• _GOAL_: In the listing below, locate the lines bearing the word "Menu". Copy every one of them.

■ ■ ■ ■

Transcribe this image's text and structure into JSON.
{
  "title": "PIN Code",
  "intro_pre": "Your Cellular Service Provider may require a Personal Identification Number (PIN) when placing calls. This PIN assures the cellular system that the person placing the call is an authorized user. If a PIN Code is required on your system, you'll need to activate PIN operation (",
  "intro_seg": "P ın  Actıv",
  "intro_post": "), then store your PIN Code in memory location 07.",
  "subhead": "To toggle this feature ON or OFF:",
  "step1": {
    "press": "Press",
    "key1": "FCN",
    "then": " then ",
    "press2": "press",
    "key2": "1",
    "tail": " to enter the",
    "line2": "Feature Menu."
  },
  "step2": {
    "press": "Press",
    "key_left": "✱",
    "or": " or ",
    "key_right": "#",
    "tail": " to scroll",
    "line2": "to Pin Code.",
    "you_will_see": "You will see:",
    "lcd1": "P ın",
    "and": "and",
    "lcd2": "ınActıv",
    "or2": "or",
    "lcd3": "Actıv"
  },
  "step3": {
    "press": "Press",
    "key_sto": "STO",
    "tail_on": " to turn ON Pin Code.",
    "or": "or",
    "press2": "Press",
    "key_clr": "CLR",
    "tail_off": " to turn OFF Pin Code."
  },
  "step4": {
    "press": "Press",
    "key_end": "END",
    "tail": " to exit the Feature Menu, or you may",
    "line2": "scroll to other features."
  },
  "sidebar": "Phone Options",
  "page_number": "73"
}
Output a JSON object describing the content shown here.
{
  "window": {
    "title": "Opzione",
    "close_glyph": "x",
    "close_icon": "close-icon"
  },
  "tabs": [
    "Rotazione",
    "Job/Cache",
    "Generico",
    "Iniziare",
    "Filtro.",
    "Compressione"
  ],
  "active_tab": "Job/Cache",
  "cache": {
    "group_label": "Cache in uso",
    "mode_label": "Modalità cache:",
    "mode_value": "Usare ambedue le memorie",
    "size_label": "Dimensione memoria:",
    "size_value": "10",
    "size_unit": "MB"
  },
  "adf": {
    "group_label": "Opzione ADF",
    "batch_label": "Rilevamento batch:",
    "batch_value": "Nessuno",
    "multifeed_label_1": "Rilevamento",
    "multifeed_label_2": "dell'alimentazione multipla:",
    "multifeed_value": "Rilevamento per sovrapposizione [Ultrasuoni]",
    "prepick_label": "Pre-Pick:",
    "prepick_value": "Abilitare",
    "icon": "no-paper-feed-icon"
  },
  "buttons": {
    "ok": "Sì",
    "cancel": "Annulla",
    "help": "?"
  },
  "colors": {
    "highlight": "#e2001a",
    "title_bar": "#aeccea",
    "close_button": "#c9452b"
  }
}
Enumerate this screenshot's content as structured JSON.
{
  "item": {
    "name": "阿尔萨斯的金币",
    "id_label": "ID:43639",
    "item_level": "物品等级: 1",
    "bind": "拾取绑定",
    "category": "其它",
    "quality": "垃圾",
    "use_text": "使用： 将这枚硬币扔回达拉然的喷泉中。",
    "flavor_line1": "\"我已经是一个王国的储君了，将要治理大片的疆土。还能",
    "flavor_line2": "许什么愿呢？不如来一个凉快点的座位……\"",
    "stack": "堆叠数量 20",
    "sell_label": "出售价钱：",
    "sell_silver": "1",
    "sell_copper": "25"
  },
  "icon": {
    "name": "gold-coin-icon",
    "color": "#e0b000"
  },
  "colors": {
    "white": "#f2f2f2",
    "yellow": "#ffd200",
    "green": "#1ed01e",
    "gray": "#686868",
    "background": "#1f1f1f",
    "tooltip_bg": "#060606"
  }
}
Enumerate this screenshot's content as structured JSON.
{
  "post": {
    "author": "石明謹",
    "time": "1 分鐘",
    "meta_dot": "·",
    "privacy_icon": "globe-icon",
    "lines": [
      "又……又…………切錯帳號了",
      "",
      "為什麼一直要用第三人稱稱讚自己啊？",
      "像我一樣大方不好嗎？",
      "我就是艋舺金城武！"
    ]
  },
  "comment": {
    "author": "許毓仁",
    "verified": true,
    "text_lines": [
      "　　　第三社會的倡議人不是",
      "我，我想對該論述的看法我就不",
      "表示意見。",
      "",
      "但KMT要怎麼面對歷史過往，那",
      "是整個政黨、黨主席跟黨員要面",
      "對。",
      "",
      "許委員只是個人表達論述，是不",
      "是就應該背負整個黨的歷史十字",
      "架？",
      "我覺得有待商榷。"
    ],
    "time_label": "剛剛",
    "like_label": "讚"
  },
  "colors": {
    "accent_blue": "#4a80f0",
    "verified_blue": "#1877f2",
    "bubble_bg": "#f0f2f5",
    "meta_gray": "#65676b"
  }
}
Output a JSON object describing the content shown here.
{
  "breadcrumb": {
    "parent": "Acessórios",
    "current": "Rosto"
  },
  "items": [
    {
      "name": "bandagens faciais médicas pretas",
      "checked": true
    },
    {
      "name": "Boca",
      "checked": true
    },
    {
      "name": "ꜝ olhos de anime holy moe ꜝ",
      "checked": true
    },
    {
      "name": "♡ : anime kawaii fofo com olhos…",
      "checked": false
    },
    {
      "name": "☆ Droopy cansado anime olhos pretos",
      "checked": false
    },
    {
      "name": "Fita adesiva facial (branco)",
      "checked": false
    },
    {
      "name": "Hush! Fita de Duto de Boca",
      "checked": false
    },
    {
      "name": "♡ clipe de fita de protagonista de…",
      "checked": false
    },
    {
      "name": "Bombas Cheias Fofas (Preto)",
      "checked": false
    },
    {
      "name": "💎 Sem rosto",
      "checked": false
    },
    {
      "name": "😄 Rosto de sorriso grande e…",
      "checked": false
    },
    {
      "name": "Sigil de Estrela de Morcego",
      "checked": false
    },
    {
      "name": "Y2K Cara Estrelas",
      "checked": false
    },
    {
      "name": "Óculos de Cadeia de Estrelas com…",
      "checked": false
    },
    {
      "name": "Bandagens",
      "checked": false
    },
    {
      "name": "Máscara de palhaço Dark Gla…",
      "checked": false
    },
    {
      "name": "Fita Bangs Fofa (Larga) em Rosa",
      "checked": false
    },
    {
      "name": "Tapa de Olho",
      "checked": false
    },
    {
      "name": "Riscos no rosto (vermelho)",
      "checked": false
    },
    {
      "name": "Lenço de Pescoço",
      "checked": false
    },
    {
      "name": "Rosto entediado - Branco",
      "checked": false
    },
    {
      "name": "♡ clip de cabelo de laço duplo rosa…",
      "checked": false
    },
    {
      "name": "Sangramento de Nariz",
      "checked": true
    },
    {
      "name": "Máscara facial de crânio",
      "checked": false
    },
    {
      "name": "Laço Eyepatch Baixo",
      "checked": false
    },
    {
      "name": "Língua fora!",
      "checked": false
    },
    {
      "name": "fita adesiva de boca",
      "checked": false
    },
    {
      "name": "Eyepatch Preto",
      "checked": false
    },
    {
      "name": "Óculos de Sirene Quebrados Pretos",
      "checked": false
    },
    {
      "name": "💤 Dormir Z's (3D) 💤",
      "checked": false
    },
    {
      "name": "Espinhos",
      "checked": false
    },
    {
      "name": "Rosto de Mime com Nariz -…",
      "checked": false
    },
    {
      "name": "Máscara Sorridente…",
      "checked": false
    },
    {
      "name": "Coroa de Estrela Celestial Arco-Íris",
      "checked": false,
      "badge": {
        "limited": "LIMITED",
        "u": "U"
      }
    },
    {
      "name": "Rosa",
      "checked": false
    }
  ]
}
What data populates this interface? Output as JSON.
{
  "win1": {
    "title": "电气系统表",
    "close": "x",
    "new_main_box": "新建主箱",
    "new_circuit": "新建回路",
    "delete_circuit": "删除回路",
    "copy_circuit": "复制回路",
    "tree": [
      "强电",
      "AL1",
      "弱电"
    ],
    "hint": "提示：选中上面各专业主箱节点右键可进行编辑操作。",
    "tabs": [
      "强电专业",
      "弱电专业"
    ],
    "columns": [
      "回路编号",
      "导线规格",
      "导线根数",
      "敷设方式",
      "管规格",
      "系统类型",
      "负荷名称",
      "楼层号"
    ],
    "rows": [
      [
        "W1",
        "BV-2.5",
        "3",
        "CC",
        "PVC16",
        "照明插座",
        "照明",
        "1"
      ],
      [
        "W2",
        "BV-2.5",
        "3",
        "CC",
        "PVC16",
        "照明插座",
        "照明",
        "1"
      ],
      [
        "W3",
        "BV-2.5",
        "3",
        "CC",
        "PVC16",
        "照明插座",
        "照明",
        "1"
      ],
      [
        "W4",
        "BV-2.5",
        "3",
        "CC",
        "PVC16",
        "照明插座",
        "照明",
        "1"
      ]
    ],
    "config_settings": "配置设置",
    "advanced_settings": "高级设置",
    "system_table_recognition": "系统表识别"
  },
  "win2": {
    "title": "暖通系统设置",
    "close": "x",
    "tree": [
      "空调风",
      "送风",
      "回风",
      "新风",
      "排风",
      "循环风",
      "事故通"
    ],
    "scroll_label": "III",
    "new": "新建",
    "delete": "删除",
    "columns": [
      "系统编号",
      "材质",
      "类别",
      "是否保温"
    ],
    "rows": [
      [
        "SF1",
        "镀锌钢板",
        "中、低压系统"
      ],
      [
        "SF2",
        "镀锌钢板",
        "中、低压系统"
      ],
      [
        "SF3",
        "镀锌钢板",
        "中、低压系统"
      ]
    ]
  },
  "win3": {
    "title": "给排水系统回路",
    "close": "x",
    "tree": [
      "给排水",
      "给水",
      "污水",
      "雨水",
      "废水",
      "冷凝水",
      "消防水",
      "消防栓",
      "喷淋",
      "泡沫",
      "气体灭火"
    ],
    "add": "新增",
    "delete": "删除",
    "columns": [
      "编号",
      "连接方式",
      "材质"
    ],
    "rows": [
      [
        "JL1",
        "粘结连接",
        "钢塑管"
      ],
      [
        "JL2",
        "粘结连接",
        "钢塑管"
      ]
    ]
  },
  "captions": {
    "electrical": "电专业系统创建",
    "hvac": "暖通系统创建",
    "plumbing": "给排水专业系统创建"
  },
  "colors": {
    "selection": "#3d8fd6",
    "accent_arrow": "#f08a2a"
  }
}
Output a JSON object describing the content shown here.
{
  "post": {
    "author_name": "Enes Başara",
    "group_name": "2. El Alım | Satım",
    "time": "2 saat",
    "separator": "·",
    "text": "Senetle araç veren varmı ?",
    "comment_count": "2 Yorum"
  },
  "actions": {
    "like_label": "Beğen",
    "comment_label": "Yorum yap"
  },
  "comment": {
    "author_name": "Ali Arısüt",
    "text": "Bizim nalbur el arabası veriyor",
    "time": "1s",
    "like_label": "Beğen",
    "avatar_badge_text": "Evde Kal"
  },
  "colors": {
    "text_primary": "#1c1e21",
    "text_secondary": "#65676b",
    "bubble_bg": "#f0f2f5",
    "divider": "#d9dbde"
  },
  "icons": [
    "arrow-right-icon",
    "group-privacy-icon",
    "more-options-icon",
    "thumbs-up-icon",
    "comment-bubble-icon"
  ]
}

■ ■ ■ ■

• _WORKED SOLUTION_:
    "line2": "Feature Menu."
    "tail": " to exit the Feature Menu, or you may",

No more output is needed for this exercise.